_Brief_
Wherever the word "labels" appears in a line, extract that line.

_Data shown_
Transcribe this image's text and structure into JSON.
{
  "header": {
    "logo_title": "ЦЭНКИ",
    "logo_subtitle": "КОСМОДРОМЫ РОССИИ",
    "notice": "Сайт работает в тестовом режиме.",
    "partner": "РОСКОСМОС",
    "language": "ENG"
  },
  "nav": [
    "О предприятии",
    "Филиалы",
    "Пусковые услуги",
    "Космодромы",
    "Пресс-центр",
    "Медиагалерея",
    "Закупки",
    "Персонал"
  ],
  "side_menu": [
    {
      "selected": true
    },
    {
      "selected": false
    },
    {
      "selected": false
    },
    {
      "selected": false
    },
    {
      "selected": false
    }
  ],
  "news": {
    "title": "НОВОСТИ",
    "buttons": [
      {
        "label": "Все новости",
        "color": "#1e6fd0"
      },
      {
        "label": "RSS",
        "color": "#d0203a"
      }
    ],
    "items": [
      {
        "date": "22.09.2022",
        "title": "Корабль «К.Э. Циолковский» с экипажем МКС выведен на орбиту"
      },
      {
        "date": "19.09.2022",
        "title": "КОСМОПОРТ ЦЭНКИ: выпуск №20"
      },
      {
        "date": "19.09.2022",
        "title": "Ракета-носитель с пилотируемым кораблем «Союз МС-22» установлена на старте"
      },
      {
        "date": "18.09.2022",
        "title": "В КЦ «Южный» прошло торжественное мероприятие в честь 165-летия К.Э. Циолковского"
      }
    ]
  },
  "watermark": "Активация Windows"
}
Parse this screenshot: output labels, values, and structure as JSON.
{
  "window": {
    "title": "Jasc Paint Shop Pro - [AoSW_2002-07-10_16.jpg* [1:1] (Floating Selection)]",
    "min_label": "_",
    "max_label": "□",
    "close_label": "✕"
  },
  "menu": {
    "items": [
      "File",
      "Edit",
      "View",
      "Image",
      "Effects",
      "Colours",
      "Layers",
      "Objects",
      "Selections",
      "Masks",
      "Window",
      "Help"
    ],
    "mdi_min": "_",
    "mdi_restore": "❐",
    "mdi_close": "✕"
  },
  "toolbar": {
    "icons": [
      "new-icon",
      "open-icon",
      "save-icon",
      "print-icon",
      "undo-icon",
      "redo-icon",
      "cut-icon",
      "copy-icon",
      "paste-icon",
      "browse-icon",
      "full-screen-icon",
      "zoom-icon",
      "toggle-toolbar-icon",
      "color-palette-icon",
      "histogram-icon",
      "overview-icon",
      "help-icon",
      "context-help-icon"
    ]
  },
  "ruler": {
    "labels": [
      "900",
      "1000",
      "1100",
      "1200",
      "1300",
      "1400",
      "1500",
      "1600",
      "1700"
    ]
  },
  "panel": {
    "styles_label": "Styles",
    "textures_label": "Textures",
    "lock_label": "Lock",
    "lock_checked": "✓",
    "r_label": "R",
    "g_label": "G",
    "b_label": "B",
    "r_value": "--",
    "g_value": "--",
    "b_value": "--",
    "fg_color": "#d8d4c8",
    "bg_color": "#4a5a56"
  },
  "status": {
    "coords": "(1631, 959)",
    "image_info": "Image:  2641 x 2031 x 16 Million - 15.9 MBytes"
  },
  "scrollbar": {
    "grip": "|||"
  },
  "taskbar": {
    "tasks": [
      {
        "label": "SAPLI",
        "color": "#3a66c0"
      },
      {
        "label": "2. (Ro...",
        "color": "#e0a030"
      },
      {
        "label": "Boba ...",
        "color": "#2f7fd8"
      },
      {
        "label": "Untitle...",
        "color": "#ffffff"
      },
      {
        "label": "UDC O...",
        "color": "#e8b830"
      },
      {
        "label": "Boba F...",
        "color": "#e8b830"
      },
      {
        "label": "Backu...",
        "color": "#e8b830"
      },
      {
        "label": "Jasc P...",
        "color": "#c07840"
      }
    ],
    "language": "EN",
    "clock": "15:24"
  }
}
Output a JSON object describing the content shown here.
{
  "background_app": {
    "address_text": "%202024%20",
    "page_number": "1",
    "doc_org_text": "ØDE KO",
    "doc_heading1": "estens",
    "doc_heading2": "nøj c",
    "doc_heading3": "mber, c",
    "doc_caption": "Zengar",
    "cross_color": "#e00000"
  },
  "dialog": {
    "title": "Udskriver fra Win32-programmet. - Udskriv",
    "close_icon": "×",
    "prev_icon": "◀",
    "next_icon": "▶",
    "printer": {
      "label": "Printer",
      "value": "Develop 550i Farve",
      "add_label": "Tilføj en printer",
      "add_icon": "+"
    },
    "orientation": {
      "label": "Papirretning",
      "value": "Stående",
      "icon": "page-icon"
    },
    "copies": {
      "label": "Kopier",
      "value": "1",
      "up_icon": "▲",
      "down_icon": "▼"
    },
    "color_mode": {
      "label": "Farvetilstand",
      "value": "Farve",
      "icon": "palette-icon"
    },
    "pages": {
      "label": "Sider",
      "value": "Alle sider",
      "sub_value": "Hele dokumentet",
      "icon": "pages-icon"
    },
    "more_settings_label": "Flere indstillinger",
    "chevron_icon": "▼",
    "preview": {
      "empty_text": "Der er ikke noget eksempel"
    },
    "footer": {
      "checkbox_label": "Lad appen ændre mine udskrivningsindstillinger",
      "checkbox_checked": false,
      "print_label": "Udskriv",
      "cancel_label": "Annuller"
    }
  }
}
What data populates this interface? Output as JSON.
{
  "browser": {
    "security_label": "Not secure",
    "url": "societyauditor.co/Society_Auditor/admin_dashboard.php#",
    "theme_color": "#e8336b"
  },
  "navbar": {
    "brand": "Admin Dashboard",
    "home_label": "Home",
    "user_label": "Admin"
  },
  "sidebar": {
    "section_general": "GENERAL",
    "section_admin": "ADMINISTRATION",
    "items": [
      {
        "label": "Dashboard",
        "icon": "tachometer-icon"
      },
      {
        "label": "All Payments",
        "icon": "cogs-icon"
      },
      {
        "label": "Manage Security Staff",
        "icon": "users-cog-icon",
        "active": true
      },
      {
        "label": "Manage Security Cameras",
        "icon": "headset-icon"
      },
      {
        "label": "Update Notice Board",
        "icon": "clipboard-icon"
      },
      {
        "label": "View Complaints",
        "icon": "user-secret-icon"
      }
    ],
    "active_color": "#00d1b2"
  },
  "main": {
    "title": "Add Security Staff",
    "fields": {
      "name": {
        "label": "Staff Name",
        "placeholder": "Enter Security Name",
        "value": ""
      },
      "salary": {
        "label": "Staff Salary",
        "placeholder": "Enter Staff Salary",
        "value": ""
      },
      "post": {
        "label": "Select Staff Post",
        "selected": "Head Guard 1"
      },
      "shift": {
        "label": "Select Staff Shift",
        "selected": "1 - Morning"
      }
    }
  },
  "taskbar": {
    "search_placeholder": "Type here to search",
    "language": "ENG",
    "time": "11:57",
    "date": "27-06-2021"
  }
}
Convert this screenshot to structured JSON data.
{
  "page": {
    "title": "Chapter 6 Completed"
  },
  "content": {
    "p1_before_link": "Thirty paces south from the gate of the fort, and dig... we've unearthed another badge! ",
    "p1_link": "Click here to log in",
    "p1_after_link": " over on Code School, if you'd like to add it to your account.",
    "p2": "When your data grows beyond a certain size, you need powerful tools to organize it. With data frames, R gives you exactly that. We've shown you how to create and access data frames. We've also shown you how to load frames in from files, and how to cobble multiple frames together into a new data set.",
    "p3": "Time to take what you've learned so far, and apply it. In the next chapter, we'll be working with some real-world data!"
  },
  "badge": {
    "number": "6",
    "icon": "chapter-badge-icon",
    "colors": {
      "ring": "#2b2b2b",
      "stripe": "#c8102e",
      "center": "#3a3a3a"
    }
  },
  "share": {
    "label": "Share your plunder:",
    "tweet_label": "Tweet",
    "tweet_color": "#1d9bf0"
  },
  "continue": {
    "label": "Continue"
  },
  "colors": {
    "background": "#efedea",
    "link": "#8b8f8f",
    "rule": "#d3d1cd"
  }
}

_Task result_
Parse this screenshot: output labels, values, and structure as JSON.
    "labels": [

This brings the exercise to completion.